What is needed: Copy out every one of the items below word for word, leaving out the pictures.

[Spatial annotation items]
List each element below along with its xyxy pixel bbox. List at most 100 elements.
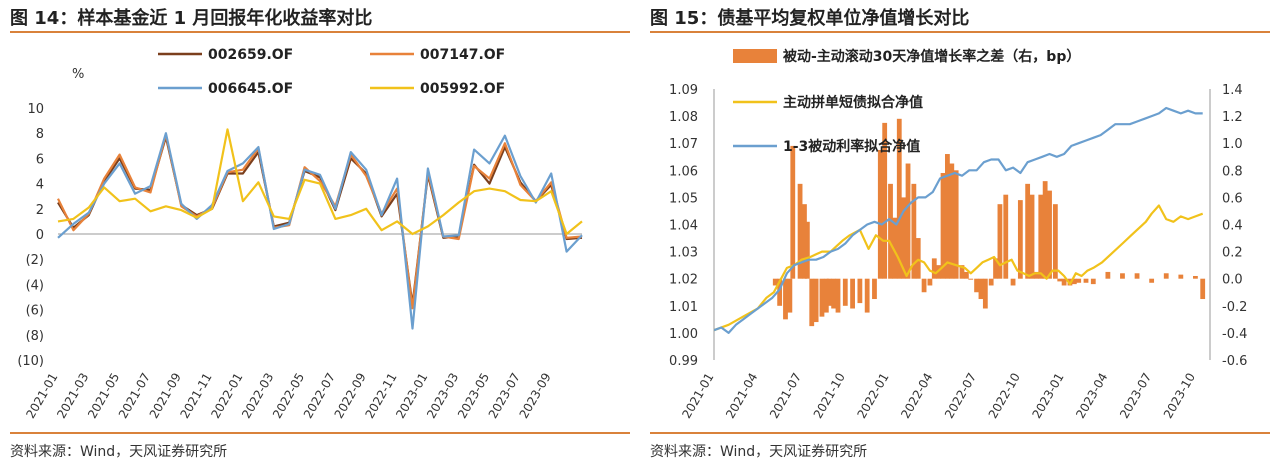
diff-bar <box>819 278 825 317</box>
fund-return-line-chart: %1086420(2)(4)(6)(8)(10)2021-012021-0320… <box>17 47 583 421</box>
diff-bar <box>877 149 883 279</box>
y-right-tick-label: 1.4 <box>1222 83 1243 98</box>
y-left-tick-label: 1.04 <box>669 219 698 234</box>
x-tick-label: 2022-04 <box>898 371 935 421</box>
diff-bar <box>978 278 984 300</box>
y-left-tick-label: 1.08 <box>669 110 698 125</box>
diff-bar <box>988 278 994 286</box>
y-unit-label: % <box>72 67 84 82</box>
diff-bar <box>959 265 965 279</box>
y-tick-label: 2 <box>36 203 44 218</box>
y-tick-label: 0 <box>36 228 44 243</box>
y-right-tick-label: -0.6 <box>1222 354 1247 369</box>
y-right-tick-label: 0.6 <box>1222 191 1243 206</box>
diff-bar <box>826 278 832 306</box>
y-left-tick-label: 1.01 <box>669 300 698 315</box>
diff-bar <box>1120 273 1125 279</box>
diff-bar <box>905 163 911 279</box>
diff-bar <box>927 278 933 286</box>
diff-bar <box>982 278 988 309</box>
x-tick-label: 2023-10 <box>1161 371 1198 421</box>
diff-bar <box>993 258 998 279</box>
x-tick-label: 2022-07 <box>942 371 979 421</box>
diff-bar <box>783 278 788 320</box>
legend-label: 006645.OF <box>208 81 293 97</box>
diff-bar <box>1042 181 1048 279</box>
diff-bar <box>1047 190 1052 279</box>
diff-bar <box>857 278 863 304</box>
y-left-tick-label: 1.07 <box>669 137 698 152</box>
diff-bar <box>1025 183 1031 279</box>
diff-bar <box>1200 278 1206 300</box>
x-tick-label: 2022-10 <box>986 371 1023 421</box>
diff-bar <box>831 278 837 309</box>
series-line <box>713 106 1203 334</box>
diff-bar <box>1090 278 1096 285</box>
series-line <box>57 133 583 310</box>
diff-bar <box>842 278 848 306</box>
series-line <box>713 204 1204 332</box>
legend-label: 002659.OF <box>208 47 293 63</box>
diff-bar <box>777 278 783 306</box>
series-line <box>57 132 583 330</box>
diff-bar <box>968 278 974 280</box>
diff-bar <box>892 217 898 279</box>
diff-bar <box>953 170 959 279</box>
y-right-tick-label: 1.0 <box>1222 137 1243 152</box>
diff-bar <box>850 278 855 309</box>
y-left-tick-label: 1.03 <box>669 246 698 261</box>
diff-bar <box>823 278 829 313</box>
legend-swatch <box>733 49 777 63</box>
diff-bar <box>1057 278 1063 282</box>
y-tick-label: (8) <box>26 329 44 344</box>
y-left-tick-label: 1.06 <box>669 164 698 179</box>
diff-bar <box>945 154 950 279</box>
diff-bar <box>963 271 969 279</box>
x-tick-label: 2023-01 <box>1030 371 1067 421</box>
series-line <box>57 128 583 236</box>
x-tick-label: 2021-01 <box>679 371 716 421</box>
diff-bar <box>1076 278 1082 283</box>
source-note: 资料来源：Wind，天风证券研究所 <box>10 444 228 460</box>
diff-bar <box>802 204 807 279</box>
x-tick-label: 2023-07 <box>1117 371 1154 421</box>
diff-bar <box>1105 271 1111 279</box>
y-tick-label: 8 <box>36 127 44 142</box>
diff-bar <box>809 278 815 327</box>
nav-growth-combo-chart: 0.99 1.00 1.01 1.02 1.03 1.04 1.05 1.06 1.07 1.08… <box>669 48 1247 421</box>
diff-bar <box>949 163 955 279</box>
diff-bar <box>1034 271 1039 279</box>
diff-bar <box>1029 194 1035 279</box>
diff-bar <box>888 183 893 279</box>
x-tick-label: 2022-01 <box>854 371 891 421</box>
diff-bar <box>1134 273 1140 279</box>
diff-bar <box>882 122 888 279</box>
diff-bar <box>1017 200 1023 279</box>
diff-bar <box>921 278 927 293</box>
diff-bar <box>1052 204 1058 279</box>
diff-bar <box>974 278 979 293</box>
y-tick-label: 10 <box>27 102 44 117</box>
diff-bar <box>997 204 1003 279</box>
diff-bar <box>790 145 796 279</box>
y-left-tick-label: 1.09 <box>669 83 698 98</box>
y-left-tick-label: 1.02 <box>669 273 698 288</box>
legend-label: 005992.OF <box>420 81 505 97</box>
diff-bar <box>1010 278 1016 286</box>
legend-label: 007147.OF <box>420 47 505 63</box>
diff-bar <box>1071 278 1077 285</box>
diff-bar <box>872 278 877 300</box>
y-right-tick-label: -0.2 <box>1222 300 1247 315</box>
chart-panel-right: 图 15：债基平均复权单位净值增长对比 0.99 1.00 1.01 1.02 1.03… <box>650 0 1270 465</box>
diff-bar <box>896 118 902 279</box>
title-rule <box>650 31 1270 33</box>
diff-bar <box>772 278 778 286</box>
diff-bar <box>1149 278 1155 283</box>
x-tick-label: 2023-04 <box>1073 371 1110 421</box>
diff-bar <box>915 238 921 279</box>
diff-bar <box>797 183 803 279</box>
chart-panel-left: 图 14：样本基金近 1 月回报年化收益率对比 % 10 8 6 4 2 0 (2) (4) (6… <box>10 0 630 465</box>
diff-bar <box>804 221 810 279</box>
x-tick-label: 2021-07 <box>767 371 804 421</box>
diff-bar <box>911 183 917 279</box>
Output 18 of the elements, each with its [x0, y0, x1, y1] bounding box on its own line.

Solved exercise:
List each element below along with its xyxy pixel bbox. List at most 100 elements.
diff-bar <box>819 278 825 317</box>
fund-return-line-chart: %1086420(2)(4)(6)(8)(10)2021-012021-0320… <box>17 47 583 421</box>
diff-bar <box>877 149 883 279</box>
y-right-tick-label: 1.4 <box>1222 83 1243 98</box>
y-left-tick-label: 1.04 <box>669 219 698 234</box>
x-tick-label: 2022-04 <box>898 371 935 421</box>
diff-bar <box>978 278 984 300</box>
y-left-tick-label: 1.08 <box>669 110 698 125</box>
diff-bar <box>988 278 994 286</box>
y-unit-label: % <box>72 67 84 82</box>
diff-bar <box>959 265 965 279</box>
y-tick-label: 2 <box>36 203 44 218</box>
y-tick-label: 0 <box>36 228 44 243</box>
y-right-tick-label: -0.6 <box>1222 354 1247 369</box>
y-right-tick-label: 0.6 <box>1222 191 1243 206</box>
diff-bar <box>826 278 832 306</box>
y-left-tick-label: 1.01 <box>669 300 698 315</box>
diff-bar <box>1120 273 1125 279</box>
diff-bar <box>905 163 911 279</box>
diff-bar <box>927 278 933 286</box>
diff-bar <box>982 278 988 309</box>
x-tick-label: 2023-10 <box>1161 371 1198 421</box>
diff-bar <box>993 258 998 279</box>
x-tick-label: 2022-07 <box>942 371 979 421</box>
diff-bar <box>783 278 788 320</box>
legend-label: 006645.OF <box>208 81 293 97</box>
diff-bar <box>1042 181 1048 279</box>
diff-bar <box>1047 190 1052 279</box>
diff-bar <box>857 278 863 304</box>
y-left-tick-label: 1.07 <box>669 137 698 152</box>
diff-bar <box>1025 183 1031 279</box>
diff-bar <box>1200 278 1206 300</box>
x-tick-label: 2022-10 <box>986 371 1023 421</box>
diff-bar <box>831 278 837 309</box>
series-line <box>713 106 1203 334</box>
diff-bar <box>1090 278 1096 285</box>
series-line <box>57 133 583 310</box>
diff-bar <box>842 278 848 306</box>
series-line <box>713 204 1204 332</box>
legend-label: 002659.OF <box>208 47 293 63</box>
diff-bar <box>777 278 783 306</box>
series-line <box>57 132 583 330</box>
diff-bar <box>968 278 974 280</box>
diff-bar <box>892 217 898 279</box>
diff-bar <box>953 170 959 279</box>
y-right-tick-label: 1.0 <box>1222 137 1243 152</box>
diff-bar <box>850 278 855 309</box>
y-left-tick-label: 1.03 <box>669 246 698 261</box>
diff-bar <box>823 278 829 313</box>
legend-swatch <box>733 49 777 63</box>
diff-bar <box>1057 278 1063 282</box>
y-tick-label: (8) <box>26 329 44 344</box>
y-left-tick-label: 1.06 <box>669 164 698 179</box>
diff-bar <box>945 154 950 279</box>
diff-bar <box>963 271 969 279</box>
x-tick-label: 2023-01 <box>1030 371 1067 421</box>
series-line <box>57 128 583 236</box>
x-tick-label: 2021-01 <box>679 371 716 421</box>
diff-bar <box>1076 278 1082 283</box>
source-note: 资料来源：Wind，天风证券研究所 <box>10 444 228 460</box>
diff-bar <box>802 204 807 279</box>
x-tick-label: 2023-07 <box>1117 371 1154 421</box>
diff-bar <box>1105 271 1111 279</box>
y-tick-label: 8 <box>36 127 44 142</box>
diff-bar <box>809 278 815 327</box>
nav-growth-combo-chart: 0.99 1.00 1.01 1.02 1.03 1.04 1.05 1.06 1.07 1.08… <box>669 48 1247 421</box>
diff-bar <box>949 163 955 279</box>
diff-bar <box>1034 271 1039 279</box>
diff-bar <box>1029 194 1035 279</box>
diff-bar <box>888 183 893 279</box>
x-tick-label: 2022-01 <box>854 371 891 421</box>
diff-bar <box>1134 273 1140 279</box>
diff-bar <box>882 122 888 279</box>
diff-bar <box>1017 200 1023 279</box>
diff-bar <box>921 278 927 293</box>
diff-bar <box>1052 204 1058 279</box>
diff-bar <box>974 278 979 293</box>
y-tick-label: 10 <box>27 102 44 117</box>
diff-bar <box>997 204 1003 279</box>
diff-bar <box>790 145 796 279</box>
y-left-tick-label: 1.09 <box>669 83 698 98</box>
y-left-tick-label: 1.02 <box>669 273 698 288</box>
legend-label: 005992.OF <box>420 81 505 97</box>
diff-bar <box>1010 278 1016 286</box>
legend-label: 007147.OF <box>420 47 505 63</box>
diff-bar <box>1071 278 1077 285</box>
diff-bar <box>872 278 877 300</box>
y-right-tick-label: -0.2 <box>1222 300 1247 315</box>
chart-panel-right: 图 15：债基平均复权单位净值增长对比 0.99 1.00 1.01 1.02 1.03… <box>650 0 1270 465</box>
diff-bar <box>896 118 902 279</box>
title-rule <box>650 31 1270 33</box>
diff-bar <box>772 278 778 286</box>
diff-bar <box>1149 278 1155 283</box>
x-tick-label: 2023-04 <box>1073 371 1110 421</box>
diff-bar <box>915 238 921 279</box>
diff-bar <box>797 183 803 279</box>
chart-panel-left: 图 14：样本基金近 1 月回报年化收益率对比 % 10 8 6 4 2 0 (2) (4) (6… <box>10 0 630 465</box>
diff-bar <box>804 221 810 279</box>
x-tick-label: 2021-07 <box>767 371 804 421</box>
diff-bar <box>911 183 917 279</box>
Output 18 of the elements, each with its [x0, y0, x1, y1] bounding box on its own line.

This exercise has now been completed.